## start Records for this task

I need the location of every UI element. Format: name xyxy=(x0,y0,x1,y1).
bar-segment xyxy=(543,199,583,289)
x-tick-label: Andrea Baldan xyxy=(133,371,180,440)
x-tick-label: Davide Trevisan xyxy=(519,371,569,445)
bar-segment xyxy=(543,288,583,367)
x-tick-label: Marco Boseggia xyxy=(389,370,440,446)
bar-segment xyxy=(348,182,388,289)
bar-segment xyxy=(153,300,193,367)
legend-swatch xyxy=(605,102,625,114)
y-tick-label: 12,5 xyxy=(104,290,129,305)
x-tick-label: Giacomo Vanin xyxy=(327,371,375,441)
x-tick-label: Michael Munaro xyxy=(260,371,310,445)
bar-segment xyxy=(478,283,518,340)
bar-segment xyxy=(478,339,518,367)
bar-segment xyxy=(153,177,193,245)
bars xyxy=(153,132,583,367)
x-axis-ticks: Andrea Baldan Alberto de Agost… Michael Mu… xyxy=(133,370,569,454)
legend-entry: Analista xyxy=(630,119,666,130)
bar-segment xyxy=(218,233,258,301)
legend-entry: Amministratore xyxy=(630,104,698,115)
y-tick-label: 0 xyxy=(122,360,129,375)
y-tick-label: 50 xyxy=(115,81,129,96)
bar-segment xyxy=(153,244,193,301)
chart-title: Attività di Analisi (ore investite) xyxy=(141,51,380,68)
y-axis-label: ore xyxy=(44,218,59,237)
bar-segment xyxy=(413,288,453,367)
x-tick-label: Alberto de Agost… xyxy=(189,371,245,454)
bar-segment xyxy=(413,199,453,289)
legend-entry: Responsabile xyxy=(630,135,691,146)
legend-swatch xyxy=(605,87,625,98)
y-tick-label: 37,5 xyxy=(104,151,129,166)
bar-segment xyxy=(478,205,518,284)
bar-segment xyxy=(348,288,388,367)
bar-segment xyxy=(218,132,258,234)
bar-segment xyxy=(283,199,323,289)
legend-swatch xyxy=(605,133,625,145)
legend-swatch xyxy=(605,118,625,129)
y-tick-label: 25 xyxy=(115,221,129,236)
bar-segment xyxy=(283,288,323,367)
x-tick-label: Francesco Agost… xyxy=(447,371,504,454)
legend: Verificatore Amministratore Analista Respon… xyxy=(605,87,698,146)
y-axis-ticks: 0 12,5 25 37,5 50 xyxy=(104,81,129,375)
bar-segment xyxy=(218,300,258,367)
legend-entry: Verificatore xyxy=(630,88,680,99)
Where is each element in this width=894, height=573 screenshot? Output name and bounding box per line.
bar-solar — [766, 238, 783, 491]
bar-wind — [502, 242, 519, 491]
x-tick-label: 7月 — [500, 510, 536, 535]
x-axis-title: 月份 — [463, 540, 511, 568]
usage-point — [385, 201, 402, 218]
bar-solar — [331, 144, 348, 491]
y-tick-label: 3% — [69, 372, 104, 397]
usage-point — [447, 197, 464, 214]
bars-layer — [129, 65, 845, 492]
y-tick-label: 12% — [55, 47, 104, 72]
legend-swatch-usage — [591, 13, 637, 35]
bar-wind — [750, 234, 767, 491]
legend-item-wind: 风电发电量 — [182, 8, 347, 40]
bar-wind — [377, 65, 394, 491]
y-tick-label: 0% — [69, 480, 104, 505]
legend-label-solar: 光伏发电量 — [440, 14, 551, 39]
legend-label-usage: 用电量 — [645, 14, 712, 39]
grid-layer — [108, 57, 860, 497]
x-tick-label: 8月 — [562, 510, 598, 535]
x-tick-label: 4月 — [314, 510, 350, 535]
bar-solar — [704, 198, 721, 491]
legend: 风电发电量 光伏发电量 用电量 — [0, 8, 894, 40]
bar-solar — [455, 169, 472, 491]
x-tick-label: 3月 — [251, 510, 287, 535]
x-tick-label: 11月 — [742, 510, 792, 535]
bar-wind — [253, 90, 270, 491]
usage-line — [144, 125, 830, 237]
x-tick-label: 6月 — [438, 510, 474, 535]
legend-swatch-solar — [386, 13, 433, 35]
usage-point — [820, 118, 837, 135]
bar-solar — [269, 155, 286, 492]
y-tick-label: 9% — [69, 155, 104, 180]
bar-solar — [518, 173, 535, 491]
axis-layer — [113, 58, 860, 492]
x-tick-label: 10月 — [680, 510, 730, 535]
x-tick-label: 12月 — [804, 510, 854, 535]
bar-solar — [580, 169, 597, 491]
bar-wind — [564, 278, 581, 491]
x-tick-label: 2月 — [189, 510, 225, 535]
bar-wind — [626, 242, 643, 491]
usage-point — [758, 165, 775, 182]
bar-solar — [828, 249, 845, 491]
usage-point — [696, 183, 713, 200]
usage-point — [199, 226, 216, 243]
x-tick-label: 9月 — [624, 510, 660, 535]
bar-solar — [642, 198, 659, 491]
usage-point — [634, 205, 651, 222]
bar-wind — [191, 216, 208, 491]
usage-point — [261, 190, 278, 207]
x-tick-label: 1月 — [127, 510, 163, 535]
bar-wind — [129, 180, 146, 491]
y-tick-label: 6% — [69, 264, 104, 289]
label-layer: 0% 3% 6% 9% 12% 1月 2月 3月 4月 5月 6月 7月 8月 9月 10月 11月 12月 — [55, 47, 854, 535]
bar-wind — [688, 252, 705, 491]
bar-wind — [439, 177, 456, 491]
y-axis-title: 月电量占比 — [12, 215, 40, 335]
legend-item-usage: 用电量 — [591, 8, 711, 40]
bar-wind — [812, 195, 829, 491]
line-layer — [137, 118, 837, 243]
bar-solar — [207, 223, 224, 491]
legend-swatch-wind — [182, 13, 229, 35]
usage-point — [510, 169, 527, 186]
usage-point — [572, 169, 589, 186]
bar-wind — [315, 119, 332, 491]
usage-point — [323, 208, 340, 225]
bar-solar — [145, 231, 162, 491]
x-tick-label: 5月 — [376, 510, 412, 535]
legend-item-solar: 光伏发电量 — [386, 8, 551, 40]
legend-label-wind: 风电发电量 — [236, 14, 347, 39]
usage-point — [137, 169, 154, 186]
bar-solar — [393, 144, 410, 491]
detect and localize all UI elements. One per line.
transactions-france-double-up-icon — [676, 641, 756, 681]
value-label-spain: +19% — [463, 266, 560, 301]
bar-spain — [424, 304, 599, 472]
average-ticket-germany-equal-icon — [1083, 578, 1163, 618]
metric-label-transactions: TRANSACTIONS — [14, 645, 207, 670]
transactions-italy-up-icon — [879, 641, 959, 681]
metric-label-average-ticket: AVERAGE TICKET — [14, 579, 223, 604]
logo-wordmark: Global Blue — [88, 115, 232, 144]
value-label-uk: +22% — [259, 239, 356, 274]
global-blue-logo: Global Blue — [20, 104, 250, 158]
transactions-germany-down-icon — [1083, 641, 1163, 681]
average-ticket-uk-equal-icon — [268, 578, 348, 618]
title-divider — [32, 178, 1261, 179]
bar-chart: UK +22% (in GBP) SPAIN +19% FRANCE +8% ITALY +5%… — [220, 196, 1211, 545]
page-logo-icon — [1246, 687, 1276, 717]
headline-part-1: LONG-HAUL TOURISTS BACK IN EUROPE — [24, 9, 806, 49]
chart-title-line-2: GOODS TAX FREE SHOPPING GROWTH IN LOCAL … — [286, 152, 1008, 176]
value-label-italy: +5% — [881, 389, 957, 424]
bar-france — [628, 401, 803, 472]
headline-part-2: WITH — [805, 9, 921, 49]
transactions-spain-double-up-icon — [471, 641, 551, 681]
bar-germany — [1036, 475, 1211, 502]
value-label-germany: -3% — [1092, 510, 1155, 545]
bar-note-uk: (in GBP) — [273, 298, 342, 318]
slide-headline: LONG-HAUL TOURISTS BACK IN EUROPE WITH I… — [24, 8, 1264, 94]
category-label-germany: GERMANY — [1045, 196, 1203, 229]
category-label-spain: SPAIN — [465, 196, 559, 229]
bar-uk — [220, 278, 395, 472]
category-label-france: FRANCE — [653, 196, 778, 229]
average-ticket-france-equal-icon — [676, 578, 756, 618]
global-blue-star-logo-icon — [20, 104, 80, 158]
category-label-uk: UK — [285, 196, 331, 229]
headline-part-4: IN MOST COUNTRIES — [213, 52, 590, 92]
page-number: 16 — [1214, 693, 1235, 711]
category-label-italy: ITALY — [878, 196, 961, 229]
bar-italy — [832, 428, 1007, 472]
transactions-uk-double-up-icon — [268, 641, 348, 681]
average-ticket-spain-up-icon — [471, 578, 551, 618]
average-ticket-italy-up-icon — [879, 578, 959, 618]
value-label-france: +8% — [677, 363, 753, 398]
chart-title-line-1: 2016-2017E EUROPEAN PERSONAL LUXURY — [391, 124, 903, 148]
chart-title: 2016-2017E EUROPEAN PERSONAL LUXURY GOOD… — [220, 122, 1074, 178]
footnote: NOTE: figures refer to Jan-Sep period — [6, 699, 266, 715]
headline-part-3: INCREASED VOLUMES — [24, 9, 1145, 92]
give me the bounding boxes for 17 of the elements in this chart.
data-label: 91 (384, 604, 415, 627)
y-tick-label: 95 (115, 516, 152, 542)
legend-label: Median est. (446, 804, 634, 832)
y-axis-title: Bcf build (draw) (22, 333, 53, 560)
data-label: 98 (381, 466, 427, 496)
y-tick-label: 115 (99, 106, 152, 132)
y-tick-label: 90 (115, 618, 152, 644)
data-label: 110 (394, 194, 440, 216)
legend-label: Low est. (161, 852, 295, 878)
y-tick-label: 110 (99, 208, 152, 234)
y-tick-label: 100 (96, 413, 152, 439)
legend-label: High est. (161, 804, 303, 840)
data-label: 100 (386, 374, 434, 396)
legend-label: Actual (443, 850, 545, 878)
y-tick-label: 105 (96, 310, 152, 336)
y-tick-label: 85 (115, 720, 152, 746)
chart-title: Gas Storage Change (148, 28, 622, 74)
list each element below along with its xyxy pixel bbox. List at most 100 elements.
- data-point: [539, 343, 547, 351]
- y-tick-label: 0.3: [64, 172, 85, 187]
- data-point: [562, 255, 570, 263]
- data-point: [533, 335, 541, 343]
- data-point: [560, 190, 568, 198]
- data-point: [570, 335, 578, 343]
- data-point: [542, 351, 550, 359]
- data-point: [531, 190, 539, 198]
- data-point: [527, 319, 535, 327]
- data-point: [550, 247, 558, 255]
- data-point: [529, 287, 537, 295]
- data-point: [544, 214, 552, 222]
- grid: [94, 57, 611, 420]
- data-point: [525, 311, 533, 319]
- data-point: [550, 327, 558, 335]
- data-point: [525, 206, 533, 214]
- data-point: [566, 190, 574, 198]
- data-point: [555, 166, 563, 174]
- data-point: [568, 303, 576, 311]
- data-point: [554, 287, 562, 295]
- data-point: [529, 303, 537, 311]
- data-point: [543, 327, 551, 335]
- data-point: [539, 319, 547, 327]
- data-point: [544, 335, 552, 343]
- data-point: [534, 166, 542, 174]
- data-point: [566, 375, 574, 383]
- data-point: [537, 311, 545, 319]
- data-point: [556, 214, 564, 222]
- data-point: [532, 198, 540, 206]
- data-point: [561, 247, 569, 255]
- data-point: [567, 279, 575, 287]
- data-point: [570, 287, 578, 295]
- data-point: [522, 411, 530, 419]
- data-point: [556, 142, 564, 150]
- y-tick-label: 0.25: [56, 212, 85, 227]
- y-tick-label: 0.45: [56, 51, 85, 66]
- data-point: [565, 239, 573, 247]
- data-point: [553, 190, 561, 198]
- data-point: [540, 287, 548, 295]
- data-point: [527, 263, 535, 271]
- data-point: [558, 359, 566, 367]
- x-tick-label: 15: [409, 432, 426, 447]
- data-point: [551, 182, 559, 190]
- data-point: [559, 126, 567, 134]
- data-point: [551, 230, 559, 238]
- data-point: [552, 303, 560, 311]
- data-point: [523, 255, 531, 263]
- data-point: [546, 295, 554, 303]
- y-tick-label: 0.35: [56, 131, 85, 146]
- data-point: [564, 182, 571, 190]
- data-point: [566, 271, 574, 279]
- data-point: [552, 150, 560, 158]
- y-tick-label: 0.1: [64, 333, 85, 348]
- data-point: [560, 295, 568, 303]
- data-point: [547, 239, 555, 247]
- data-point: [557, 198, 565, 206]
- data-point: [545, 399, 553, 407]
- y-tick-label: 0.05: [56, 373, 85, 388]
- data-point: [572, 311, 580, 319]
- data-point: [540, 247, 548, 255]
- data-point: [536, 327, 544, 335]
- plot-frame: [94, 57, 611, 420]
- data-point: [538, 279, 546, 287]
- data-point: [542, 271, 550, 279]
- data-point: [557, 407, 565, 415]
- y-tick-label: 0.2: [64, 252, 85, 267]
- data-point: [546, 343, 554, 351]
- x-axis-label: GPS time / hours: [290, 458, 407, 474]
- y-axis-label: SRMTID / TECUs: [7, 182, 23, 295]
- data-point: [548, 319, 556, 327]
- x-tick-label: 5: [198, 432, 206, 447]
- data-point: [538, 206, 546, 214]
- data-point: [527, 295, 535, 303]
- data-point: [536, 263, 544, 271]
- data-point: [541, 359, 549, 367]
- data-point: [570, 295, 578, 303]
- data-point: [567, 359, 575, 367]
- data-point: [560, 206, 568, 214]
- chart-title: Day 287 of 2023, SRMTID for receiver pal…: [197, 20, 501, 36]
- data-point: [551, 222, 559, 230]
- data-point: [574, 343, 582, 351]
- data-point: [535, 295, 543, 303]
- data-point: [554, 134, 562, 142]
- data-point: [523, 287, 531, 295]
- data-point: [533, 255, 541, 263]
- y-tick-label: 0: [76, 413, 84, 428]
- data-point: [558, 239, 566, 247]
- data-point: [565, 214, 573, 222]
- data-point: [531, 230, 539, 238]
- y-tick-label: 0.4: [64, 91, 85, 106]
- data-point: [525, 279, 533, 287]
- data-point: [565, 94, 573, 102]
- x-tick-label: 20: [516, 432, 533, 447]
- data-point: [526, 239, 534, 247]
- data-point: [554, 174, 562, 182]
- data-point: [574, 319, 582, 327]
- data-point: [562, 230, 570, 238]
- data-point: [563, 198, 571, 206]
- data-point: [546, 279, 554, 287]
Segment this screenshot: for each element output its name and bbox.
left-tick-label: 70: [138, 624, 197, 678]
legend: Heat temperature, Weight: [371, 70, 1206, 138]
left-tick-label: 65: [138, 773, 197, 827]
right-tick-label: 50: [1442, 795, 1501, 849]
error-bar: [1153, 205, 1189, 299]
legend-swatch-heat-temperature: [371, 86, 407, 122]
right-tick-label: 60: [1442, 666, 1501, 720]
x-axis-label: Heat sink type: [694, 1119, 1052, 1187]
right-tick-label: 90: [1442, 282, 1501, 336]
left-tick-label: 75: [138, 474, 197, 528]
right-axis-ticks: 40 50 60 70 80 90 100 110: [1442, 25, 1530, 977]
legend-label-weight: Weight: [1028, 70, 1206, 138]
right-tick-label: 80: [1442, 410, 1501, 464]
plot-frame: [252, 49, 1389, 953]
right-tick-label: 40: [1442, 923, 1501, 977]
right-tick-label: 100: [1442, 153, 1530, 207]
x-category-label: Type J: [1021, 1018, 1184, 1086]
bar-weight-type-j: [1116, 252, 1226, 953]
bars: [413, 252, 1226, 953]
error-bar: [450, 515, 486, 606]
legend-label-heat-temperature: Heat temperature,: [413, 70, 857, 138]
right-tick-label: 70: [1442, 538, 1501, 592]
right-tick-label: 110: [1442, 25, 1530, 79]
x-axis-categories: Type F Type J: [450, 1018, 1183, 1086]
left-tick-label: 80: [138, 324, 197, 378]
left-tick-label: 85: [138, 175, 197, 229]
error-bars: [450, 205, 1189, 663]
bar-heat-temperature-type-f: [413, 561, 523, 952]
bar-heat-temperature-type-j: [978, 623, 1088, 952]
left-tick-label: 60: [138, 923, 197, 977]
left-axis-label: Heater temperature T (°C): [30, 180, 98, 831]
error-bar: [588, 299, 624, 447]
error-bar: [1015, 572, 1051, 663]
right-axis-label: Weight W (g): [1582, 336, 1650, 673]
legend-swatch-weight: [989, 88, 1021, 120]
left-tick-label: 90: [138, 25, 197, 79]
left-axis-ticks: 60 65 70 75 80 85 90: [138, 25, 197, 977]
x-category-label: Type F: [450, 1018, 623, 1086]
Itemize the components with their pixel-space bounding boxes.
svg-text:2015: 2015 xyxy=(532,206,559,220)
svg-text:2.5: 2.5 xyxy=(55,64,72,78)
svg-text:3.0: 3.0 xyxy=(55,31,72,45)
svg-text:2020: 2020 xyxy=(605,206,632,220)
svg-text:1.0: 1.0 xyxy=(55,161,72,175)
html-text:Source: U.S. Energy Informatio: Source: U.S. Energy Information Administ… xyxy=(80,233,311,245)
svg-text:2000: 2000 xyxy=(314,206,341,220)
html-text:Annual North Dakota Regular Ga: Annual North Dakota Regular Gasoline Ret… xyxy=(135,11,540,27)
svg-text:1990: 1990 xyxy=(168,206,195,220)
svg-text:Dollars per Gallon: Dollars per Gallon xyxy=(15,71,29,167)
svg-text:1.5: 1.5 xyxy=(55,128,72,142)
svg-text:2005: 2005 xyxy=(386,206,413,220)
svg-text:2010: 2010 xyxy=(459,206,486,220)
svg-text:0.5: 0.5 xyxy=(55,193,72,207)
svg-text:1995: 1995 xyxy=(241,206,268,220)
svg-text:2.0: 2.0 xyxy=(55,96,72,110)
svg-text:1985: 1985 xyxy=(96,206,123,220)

## end Records for this task

## Request
Give the number of lines in the items above that contain the string "Analista", with case counting. Reply with the number only.

## Final result
2